--- begin RECORDED DATA ---
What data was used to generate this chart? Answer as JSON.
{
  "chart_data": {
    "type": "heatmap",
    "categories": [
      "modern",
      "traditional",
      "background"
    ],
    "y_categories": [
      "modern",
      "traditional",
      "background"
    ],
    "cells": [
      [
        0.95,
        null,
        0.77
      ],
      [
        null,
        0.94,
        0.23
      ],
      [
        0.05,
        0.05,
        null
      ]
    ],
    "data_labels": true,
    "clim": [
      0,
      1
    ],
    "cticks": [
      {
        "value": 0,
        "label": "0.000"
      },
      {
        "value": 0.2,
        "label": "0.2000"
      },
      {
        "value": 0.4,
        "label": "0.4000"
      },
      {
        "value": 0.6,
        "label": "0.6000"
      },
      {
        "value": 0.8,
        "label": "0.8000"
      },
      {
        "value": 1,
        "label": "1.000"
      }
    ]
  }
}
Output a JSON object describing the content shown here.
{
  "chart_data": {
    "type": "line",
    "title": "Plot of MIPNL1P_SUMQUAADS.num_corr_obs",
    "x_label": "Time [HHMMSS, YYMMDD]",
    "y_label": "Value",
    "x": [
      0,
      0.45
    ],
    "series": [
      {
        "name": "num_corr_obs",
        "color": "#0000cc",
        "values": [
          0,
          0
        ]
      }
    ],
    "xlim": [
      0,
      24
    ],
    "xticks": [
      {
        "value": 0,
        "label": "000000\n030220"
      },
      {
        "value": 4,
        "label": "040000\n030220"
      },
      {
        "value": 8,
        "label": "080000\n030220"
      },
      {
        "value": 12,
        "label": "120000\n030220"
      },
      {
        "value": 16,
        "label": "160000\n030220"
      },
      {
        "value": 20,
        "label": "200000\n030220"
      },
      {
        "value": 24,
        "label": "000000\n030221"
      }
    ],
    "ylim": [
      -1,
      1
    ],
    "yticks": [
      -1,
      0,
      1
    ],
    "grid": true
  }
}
--- end RECORDED DATA ---
Retype all of the material, keeping each line exact.

## [PROBLEM SOLUTION]
What data was used to generate this chart? Answer as JSON.
{
  "chart_data": {
    "type": "heatmap",
    "categories": [
      "modern",
      "traditional",
      "background"
    ],
    "y_categories": [
      "modern",
      "traditional",
      "background"
    ],
    "cells": [
      [
        0.95,
        null,
        0.77
      ],
      [
        null,
        0.94,
        0.23
      ],
      [
        0.05,
        0.05,
        null
      ]
    ],
    "data_labels": true,
    "clim": [
      0,
      1
    ],
    "cticks": [
      {
        "value": 0,
        "label": "0.000"
      },
      {
        "value": 0.2,
        "label": "0.2000"
      },
      {
        "value": 0.4,
        "label": "0.4000"
      },
      {
        "value": 0.6,
        "label": "0.6000"
      },
      {
        "value": 0.8,
        "label": "0.8000"
      },
      {
        "value": 1,
        "label": "1.000"
      }
    ]
  }
}
Output a JSON object describing the content shown here.
{
  "chart_data": {
    "type": "line",
    "title": "Plot of MIPNL1P_SUMQUAADS.num_corr_obs",
    "x_label": "Time [HHMMSS, YYMMDD]",
    "y_label": "Value",
    "x": [
      0,
      0.45
    ],
    "series": [
      {
        "name": "num_corr_obs",
        "color": "#0000cc",
        "values": [
          0,
          0
        ]
      }
    ],
    "xlim": [
      0,
      24
    ],
    "xticks": [
      {
        "value": 0,
        "label": "000000\n030220"
      },
      {
        "value": 4,
        "label": "040000\n030220"
      },
      {
        "value": 8,
        "label": "080000\n030220"
      },
      {
        "value": 12,
        "label": "120000\n030220"
      },
      {
        "value": 16,
        "label": "160000\n030220"
      },
      {
        "value": 20,
        "label": "200000\n030220"
      },
      {
        "value": 24,
        "label": "000000\n030221"
      }
    ],
    "ylim": [
      -1,
      1
    ],
    "yticks": [
      -1,
      0,
      1
    ],
    "grid": true
  }
}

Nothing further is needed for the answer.